Task requirements:
Please answer these questions using the curated commerce article below.
1. Which website first published the article?
2. What other term does the article give for "curated commerce"?
3. Which site is named as a curated shopping service for cooking gadgets?

Document text:
****

Tech Talk: Let the Internet Worry About What you Wear

This article was first published by dmcityview.com


If there is one thing brick and mortar retail has over online shopping it is the hands-on, trial-run experience of being able to try something out before making a purchase. You can try on an outfit, listen to a whole album and rent a film or videogame before you purchase it. Online shopping has never really had an answer to the test run. For electronic media such as movies and music, it’s an easy transaction that delivers immediate enjoyment. But for tangible products, there is a lot of risk. You buy a shirt online, it gets delivered, but it is the wrong size, the color wasn’t what you were expecting, and now you are faced with the zero-fun task of returning an online purchase.

While in-person shopping definitely still holds this advantage, it seems some online retailers have come up with a suitable workaround. What if instead of purchasing physical goods online, you could have a trial period? Such is the case with the rising trend of “curated commerce,” or subscription-based tailored shopping sites.

If you think about your online presence, your style is almost entirely shared and waiting for a personal shopper to run with it. Your Facebook, Pinterest, Twitter and potentially LinkedIn profiles all tell the story of your interests and how you dress. Simply put, curated commerce marries online taste information with your measurements and ships you goods that match your size and sensibilities. Instead of personally investing hours of your time driving from store to store or surfing around the web looking for unique products, curated sites take all your data and deliver customized choices for your to pick from.

There is a curated shopping service for practically anything you can think of from women’s shoes (Shoedazzle.com) to cooking gadgets (Ahalife.com); and suits, ties and dress shoes (NeedEdition.com); to toys and geekery (LootCrate.com).

****

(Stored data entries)
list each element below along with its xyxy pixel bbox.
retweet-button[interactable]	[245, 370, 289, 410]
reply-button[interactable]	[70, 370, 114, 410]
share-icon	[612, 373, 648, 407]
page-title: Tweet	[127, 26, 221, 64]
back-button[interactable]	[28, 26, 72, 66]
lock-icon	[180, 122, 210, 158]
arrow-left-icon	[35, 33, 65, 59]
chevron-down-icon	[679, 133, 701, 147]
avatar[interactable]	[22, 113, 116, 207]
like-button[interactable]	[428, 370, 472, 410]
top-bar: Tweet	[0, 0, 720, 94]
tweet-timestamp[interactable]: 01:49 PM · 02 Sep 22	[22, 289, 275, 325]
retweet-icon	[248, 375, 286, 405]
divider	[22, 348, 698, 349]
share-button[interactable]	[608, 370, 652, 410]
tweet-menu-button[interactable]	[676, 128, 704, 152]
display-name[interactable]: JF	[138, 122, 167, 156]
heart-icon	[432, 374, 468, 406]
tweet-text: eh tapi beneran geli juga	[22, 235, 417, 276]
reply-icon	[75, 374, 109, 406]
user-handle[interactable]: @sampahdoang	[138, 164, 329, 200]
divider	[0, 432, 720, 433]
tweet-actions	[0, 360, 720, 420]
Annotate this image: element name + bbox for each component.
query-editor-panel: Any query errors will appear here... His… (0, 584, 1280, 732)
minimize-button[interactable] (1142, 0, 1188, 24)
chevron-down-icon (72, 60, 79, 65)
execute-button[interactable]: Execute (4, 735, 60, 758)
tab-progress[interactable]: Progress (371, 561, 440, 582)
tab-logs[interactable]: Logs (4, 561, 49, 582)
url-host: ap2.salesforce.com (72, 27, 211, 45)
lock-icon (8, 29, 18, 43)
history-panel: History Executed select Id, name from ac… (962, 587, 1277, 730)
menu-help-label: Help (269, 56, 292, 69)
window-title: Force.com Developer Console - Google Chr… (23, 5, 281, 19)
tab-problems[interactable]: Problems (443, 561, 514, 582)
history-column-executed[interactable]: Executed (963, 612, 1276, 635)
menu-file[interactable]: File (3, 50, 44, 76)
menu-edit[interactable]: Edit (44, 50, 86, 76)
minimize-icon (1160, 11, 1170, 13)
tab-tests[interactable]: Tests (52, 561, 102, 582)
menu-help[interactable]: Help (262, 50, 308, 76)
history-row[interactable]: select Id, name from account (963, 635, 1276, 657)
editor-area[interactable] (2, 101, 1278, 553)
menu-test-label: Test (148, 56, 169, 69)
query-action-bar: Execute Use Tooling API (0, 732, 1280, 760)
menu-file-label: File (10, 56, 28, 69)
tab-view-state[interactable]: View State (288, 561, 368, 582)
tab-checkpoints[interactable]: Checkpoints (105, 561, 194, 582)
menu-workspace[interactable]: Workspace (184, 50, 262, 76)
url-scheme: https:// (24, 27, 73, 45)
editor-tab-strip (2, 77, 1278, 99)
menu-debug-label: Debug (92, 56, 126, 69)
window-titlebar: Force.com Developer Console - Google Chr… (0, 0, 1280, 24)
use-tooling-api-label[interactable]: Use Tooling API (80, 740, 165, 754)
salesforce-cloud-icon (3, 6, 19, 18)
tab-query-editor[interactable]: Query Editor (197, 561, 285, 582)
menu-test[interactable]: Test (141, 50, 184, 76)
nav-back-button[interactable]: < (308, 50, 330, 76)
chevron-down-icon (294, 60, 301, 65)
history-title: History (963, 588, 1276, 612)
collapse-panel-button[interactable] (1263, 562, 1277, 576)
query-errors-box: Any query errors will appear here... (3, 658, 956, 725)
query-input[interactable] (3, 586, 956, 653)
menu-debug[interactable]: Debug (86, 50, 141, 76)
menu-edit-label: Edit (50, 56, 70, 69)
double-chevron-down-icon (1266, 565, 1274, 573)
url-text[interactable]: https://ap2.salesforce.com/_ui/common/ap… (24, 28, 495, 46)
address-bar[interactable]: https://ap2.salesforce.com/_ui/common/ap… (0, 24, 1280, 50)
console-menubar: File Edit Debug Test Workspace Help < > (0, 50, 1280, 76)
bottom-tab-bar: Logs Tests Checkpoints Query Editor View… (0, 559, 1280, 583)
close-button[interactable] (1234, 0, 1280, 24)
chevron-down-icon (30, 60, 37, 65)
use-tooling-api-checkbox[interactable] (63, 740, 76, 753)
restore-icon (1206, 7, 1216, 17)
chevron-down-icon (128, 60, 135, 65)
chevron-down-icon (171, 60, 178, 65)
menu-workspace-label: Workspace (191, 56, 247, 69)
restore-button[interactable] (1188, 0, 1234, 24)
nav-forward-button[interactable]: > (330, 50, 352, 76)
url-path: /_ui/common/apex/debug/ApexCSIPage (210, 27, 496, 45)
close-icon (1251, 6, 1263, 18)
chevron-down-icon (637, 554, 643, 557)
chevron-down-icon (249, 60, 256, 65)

****

Expected output:
1. dmcityview.com
2. Subscription-based tailored shopping sites
3. Ahalife.com